- [SUPPLIED TEXT]

Question

Find the locus of the mid point of the chords of the hyperbola $\frac{x^2}{a^2}-\frac{y^2}{b^2}=1$ which subtend a right angle at the origin.

Answer 1

Let (h, k) be the mid-point of the chord of the hyperbola. Then its equation is $\frac{hx}{a^2}-\frac{ky}{b^2}-1=\frac{h^2}{b^2}-\frac{k^2}{b^2}-1or\frac{hx}{a^2}-\frac{ky}{b^2}=\frac{h^2}{a^2}-\frac{k^2}{b^2}......\left(1\right)$

The equation of the lines joining the origin to the points of intersection of the hyperbola and the chord (1) is obtained by making homogeneous hyperbola with the help of (1)

- [STORED ROWS]

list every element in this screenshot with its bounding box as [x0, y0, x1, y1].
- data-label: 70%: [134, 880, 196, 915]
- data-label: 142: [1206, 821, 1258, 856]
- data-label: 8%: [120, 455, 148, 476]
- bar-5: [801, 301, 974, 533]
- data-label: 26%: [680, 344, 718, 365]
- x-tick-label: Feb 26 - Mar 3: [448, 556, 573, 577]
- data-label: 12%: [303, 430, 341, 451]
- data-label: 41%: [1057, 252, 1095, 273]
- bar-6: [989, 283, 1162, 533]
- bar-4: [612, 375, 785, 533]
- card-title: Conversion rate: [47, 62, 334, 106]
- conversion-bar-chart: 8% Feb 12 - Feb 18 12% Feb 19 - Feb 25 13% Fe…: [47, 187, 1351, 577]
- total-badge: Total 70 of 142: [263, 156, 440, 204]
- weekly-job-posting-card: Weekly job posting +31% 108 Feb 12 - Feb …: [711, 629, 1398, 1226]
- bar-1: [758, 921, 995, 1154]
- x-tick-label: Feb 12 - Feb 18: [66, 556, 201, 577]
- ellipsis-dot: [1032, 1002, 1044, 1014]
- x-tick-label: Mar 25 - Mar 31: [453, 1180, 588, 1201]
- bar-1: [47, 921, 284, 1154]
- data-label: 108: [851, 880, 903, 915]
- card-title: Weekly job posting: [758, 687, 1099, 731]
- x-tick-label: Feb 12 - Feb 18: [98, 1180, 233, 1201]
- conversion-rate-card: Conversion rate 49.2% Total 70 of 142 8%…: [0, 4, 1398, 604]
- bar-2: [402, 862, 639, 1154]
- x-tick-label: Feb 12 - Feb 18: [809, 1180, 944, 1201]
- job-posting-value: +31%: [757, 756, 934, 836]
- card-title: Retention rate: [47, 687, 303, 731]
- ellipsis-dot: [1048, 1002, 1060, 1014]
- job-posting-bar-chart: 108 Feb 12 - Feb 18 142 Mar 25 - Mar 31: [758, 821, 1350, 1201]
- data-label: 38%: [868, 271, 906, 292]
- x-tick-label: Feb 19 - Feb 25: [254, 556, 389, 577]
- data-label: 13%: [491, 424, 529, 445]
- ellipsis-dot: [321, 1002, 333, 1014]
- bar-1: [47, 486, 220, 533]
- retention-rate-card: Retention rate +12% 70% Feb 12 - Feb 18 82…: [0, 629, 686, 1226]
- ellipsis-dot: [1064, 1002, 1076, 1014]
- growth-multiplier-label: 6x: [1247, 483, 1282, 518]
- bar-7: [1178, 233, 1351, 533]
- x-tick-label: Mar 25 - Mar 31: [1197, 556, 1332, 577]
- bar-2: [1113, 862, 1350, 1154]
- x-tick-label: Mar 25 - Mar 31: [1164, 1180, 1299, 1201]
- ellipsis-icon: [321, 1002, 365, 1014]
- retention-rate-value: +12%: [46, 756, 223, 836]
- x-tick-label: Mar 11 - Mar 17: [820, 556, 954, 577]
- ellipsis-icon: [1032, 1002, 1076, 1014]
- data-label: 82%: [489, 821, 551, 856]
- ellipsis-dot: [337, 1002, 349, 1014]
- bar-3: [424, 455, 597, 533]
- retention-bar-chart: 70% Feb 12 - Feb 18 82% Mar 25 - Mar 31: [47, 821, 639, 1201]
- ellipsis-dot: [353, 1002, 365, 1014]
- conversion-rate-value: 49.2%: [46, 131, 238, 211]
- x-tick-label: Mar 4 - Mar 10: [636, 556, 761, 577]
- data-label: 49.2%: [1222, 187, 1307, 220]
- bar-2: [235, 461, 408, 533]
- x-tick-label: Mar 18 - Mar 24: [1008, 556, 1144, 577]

- [REQUIRED TASKS]
#1 From the hyperbola text, write out everything between "Find the locus" and "help of (1)", inclusive.
#2 In the hyperbola text, what does the answer let (h, k) stand for?

- [RESPONSES TO THE TASKS]
#1
Find the locus of the mid point of the chords of the hyperbola $\frac{x^2}{a^2}-\frac{y^2}{b^2}=1$ which subtend a right angle at the origin.

Answer 1

Let (h, k) be the mid-point of the chord of the hyperbola. Then its equation is $\frac{hx}{a^2}-\frac{ky}{b^2}-1=\frac{h^2}{b^2}-\frac{k^2}{b^2}-1or\frac{hx}{a^2}-\frac{ky}{b^2}=\frac{h^2}{a^2}-\frac{k^2}{b^2}......\left(1\right)$

The equation of the lines joining the origin to the points of intersection of the hyperbola and the chord (1) is obtained by making homogeneous hyperbola with the help of (1)

#2 The mid-point of the chord of the hyperbola.